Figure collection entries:
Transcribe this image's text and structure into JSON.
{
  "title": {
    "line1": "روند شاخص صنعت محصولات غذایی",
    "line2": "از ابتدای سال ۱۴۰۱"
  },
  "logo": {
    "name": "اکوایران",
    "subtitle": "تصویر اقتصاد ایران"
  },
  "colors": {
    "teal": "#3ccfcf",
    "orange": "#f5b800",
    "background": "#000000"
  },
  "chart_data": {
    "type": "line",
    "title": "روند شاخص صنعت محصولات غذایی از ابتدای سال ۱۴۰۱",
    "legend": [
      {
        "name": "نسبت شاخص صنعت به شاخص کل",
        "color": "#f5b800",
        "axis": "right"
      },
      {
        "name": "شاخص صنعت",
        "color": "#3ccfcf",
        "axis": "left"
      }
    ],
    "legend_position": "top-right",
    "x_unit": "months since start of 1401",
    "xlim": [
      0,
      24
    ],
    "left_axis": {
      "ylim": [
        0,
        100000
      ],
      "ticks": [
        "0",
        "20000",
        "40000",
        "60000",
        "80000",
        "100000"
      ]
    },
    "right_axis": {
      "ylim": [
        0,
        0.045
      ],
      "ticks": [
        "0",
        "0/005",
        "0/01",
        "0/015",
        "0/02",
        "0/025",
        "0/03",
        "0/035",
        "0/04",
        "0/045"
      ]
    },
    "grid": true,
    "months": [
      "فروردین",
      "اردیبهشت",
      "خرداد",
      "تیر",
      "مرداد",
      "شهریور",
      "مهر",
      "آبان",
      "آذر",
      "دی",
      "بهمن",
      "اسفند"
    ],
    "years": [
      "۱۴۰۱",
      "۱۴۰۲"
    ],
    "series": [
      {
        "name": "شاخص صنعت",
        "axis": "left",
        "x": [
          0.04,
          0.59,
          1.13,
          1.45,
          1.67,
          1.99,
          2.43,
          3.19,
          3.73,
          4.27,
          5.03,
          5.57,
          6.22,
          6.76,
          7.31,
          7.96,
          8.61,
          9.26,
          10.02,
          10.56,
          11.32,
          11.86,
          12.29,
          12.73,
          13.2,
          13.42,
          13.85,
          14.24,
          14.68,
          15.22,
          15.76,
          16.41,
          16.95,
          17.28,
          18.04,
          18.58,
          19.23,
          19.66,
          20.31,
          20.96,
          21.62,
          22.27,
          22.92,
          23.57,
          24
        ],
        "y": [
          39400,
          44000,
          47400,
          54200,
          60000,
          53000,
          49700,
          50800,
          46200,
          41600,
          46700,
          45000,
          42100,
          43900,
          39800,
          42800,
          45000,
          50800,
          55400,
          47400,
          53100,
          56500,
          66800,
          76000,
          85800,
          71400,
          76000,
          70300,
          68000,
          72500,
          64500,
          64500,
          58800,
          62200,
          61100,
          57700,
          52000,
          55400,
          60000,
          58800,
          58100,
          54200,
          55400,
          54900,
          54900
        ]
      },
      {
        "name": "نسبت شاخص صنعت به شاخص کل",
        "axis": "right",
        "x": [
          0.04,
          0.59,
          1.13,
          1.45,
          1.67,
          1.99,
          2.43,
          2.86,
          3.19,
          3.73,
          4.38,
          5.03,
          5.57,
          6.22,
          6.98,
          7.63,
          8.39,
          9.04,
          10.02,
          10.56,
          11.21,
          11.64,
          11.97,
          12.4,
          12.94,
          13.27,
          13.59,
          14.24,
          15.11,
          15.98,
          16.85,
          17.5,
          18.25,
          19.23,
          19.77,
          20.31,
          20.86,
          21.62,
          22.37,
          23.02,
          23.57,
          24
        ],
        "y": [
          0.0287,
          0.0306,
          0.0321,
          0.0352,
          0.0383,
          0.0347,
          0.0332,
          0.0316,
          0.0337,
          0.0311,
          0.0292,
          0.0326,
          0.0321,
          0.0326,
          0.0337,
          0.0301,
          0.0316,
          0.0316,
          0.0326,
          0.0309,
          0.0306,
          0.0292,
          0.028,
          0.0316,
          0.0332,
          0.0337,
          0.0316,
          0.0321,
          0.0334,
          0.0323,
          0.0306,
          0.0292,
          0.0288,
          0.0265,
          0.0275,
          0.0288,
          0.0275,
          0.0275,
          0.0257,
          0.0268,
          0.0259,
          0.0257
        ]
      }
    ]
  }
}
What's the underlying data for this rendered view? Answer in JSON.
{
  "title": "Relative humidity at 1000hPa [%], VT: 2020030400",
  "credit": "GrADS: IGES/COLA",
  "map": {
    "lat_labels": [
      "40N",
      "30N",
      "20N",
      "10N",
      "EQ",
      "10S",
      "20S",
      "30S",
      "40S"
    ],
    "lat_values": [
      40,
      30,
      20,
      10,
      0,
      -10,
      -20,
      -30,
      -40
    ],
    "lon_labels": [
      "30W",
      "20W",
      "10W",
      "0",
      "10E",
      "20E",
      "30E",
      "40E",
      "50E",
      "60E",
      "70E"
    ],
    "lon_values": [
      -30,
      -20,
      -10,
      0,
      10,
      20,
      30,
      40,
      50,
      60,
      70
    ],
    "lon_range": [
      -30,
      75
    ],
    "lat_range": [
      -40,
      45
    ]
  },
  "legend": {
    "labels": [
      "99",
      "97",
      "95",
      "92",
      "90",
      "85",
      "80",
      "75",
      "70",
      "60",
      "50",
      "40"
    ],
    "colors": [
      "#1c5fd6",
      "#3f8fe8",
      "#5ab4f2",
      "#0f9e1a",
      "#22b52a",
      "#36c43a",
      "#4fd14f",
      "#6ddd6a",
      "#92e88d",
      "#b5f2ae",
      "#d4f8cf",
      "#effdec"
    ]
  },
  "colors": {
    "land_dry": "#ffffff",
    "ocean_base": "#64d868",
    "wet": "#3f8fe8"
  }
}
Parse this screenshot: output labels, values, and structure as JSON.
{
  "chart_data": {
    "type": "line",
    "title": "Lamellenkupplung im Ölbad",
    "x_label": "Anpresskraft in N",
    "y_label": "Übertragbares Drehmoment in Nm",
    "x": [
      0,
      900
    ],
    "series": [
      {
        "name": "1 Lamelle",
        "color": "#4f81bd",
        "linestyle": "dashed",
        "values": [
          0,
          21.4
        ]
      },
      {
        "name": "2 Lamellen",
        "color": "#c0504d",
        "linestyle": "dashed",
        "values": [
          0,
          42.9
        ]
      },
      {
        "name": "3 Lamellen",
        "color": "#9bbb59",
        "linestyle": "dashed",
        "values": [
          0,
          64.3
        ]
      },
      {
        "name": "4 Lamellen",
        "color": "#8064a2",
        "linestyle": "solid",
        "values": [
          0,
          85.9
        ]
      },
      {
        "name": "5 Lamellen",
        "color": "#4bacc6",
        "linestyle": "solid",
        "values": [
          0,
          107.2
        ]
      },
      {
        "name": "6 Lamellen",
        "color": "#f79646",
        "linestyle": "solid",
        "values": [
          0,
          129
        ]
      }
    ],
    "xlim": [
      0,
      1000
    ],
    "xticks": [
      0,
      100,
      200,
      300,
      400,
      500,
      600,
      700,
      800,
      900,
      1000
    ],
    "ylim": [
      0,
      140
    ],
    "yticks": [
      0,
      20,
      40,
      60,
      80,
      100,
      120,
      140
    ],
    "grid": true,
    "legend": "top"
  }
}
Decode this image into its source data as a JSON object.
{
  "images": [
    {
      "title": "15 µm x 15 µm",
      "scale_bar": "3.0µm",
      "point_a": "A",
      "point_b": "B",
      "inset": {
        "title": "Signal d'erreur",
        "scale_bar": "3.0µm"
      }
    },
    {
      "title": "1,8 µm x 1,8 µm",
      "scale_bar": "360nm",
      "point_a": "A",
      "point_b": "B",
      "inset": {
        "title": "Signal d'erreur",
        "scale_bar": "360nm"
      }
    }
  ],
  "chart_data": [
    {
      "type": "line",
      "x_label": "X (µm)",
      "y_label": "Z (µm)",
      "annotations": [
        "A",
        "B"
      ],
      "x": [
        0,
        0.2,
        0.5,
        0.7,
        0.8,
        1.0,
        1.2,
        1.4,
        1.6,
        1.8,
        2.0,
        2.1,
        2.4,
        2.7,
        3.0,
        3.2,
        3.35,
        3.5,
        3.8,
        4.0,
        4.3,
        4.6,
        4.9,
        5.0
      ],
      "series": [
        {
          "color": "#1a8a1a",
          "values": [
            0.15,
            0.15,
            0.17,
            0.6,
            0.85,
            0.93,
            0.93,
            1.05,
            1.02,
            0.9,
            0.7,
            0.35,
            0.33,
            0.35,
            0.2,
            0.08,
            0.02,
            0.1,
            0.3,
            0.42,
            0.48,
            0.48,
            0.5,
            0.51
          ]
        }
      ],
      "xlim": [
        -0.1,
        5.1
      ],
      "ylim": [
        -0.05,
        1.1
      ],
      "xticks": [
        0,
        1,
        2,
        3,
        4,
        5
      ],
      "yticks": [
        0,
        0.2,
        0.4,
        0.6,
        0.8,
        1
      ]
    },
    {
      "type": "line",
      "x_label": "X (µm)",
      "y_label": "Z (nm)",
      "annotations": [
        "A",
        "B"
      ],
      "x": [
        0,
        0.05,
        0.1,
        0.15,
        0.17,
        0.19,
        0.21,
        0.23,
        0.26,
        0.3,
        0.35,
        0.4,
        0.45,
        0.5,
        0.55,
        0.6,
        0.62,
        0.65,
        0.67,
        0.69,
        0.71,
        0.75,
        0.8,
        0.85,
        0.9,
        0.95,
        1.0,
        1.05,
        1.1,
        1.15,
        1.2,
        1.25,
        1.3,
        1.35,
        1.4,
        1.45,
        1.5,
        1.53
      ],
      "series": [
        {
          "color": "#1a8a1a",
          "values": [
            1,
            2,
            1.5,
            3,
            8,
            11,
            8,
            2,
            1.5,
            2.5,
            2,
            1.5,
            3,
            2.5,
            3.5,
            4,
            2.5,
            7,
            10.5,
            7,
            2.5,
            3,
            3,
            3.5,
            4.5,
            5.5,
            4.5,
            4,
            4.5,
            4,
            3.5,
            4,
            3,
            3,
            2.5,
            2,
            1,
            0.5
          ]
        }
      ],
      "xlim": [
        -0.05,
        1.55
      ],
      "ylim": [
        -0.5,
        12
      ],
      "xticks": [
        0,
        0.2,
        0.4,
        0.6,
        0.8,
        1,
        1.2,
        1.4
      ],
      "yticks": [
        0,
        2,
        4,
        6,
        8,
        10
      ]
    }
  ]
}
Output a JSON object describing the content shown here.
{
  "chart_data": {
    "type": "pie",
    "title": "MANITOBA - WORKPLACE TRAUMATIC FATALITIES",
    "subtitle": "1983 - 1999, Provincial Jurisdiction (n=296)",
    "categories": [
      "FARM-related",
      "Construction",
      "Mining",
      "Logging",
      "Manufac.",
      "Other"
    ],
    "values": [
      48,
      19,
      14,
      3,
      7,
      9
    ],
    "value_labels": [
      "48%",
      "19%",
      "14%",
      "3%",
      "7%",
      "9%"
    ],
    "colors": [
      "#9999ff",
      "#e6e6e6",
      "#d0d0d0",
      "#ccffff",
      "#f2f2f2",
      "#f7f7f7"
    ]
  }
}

• Work to be completed
Identify each line containing the string "ابتدای" and copy it out.

• Reply
    "line2": "از ابتدای سال ۱۴۰۱"
    "title": "روند شاخص صنعت محصولات غذایی از ابتدای سال ۱۴۰۱",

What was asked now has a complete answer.